**Your goal**
Sort through the entries below and pull out lines containing the word "myRouter".

**Entries supplied**
============
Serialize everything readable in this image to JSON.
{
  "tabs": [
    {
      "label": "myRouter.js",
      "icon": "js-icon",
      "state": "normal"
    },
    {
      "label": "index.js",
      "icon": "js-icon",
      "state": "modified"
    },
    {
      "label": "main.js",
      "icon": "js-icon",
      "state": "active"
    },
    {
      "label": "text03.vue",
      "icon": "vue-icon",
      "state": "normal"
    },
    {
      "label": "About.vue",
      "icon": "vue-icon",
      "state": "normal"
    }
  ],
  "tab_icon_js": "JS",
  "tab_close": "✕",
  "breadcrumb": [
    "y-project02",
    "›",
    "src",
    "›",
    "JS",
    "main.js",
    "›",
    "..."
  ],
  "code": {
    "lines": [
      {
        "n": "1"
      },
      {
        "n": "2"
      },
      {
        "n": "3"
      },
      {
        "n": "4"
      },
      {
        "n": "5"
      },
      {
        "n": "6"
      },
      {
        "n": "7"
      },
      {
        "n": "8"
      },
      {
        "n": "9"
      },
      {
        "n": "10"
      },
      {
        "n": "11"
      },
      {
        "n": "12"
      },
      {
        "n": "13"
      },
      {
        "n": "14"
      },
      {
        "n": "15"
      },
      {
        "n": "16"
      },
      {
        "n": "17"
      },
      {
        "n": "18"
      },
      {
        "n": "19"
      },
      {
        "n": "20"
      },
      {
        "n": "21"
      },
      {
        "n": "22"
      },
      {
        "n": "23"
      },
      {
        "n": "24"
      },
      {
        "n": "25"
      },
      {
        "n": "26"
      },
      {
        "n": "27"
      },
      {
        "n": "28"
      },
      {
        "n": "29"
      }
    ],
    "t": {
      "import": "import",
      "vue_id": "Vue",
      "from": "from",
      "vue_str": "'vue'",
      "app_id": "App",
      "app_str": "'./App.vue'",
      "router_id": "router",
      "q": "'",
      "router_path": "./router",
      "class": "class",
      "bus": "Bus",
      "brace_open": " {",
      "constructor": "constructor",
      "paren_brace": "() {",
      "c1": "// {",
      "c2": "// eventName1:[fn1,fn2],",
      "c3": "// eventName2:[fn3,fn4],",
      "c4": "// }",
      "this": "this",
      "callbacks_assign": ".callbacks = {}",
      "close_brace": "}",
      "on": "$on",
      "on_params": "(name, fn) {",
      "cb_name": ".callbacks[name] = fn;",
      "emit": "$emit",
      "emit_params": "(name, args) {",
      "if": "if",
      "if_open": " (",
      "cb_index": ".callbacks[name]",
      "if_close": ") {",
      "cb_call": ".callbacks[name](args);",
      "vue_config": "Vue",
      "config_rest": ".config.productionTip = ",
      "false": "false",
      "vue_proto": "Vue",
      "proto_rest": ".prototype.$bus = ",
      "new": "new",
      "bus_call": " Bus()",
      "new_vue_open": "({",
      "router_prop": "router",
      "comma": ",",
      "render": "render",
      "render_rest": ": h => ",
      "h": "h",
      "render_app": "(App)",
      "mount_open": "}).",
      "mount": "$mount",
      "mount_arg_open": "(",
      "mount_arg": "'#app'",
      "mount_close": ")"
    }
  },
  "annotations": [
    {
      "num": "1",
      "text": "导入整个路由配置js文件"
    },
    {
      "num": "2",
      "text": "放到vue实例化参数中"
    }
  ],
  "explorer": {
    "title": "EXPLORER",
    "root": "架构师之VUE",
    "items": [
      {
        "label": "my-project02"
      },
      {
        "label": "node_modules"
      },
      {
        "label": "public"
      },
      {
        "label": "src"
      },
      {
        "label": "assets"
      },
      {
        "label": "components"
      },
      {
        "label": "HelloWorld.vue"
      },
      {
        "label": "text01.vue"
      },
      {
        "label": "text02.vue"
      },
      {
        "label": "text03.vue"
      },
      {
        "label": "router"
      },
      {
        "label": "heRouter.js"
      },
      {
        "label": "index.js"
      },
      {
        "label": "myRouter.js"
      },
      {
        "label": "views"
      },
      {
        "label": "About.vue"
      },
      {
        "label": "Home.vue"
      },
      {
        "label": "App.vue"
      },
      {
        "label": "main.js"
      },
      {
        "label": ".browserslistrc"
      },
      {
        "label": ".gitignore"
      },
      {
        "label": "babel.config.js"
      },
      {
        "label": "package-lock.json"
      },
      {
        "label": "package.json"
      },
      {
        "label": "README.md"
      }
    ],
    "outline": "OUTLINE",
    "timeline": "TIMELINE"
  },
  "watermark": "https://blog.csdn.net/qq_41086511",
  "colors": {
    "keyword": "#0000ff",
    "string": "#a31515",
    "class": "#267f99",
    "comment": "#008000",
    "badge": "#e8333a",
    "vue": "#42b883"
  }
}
============
**Finished task**
      "label": "myRouter.js",
        "label": "myRouter.js"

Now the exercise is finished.